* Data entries
-- -- --

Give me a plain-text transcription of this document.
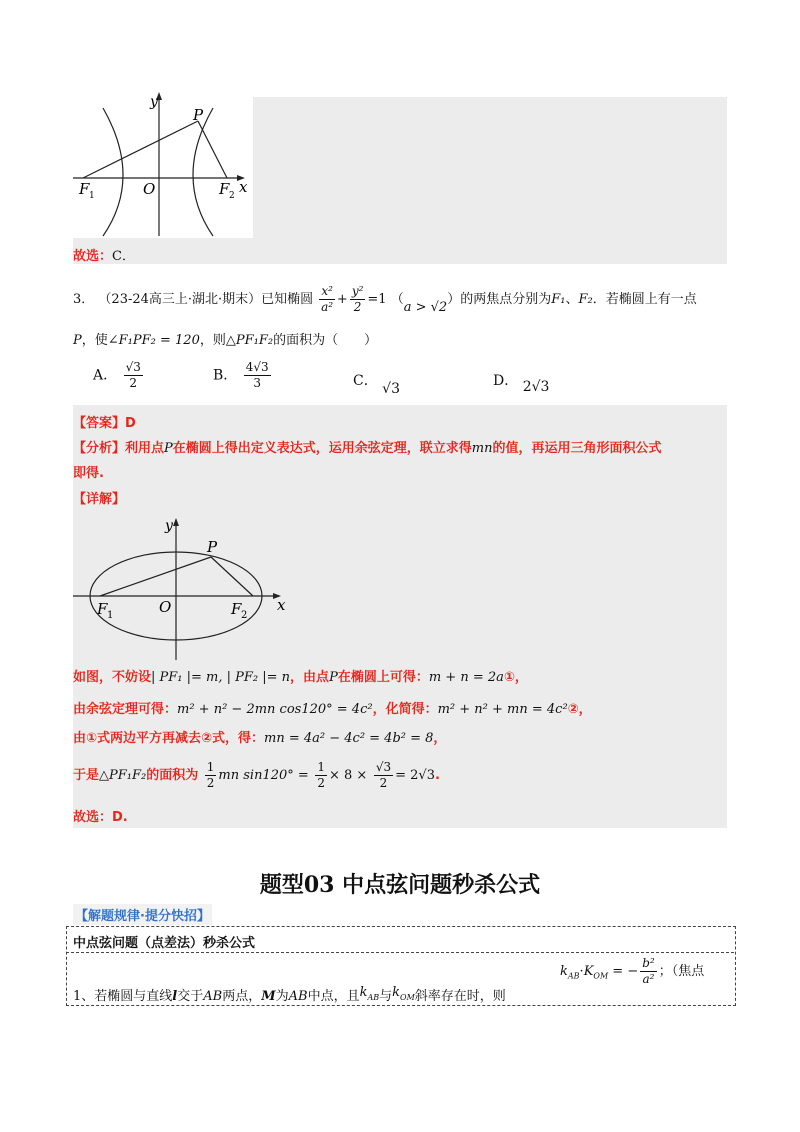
y
P
F 1	O	F 2 x
故选：C．
3． （23-24高三上·湖北·期末）已知椭圆 $\frac{\text{x²}}{\text{a²}} + \frac{\text{y²}}{2} =1$ （a > √2）的两焦点分别为F₁、F₂．若椭圆上有一点
P，使∠F₁PF₂ = 120，则△PF₁F₂的面积为（　　）
A． $\frac{√3}{2}$	B． $\frac{4√3}{3}$	C． √3	D． 2√3
【答案】D
【分析】利用点P在椭圆上得出定义表达式，运用余弦定理，联立求得mn的值，再运用三角形面积公式
即得.
【详解】
y
P
F 1	O	F 2
x
如图，不妨设| PF₁ |= m, | PF₂ |= n，由点P在椭圆上可得：m + n = 2a①，
由余弦定理可得：m² + n² − 2mn cos120° = 4c²，化简得：m² + n² + mn = 4c²②，
由①式两边平方再减去②式，得：mn = 4a² − 4c² = 4b² = 8，
于是△PF₁F₂的面积为 $\frac{1}{2}$ mn $\sin 120^\circ = \frac{1}{2} \times 8 \times \frac{√3}{2} = 2√3$.
故选：D.
题型03 中点弦问题秒杀公式
【解题规律·提分快招】
中点弦问题（点差法）秒杀公式
1、若椭圆与直线l交于AB两点，M为AB中点，且$k_{AB}$与$k_{OM}$斜率存在时，则
$k_{AB}\cdot K_{OM}$ = − $\frac{\text{b²}}{\text{a²}}$ ；（焦点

-- -- --

Write the number of lines containing the word "text" and nothing besides it.

3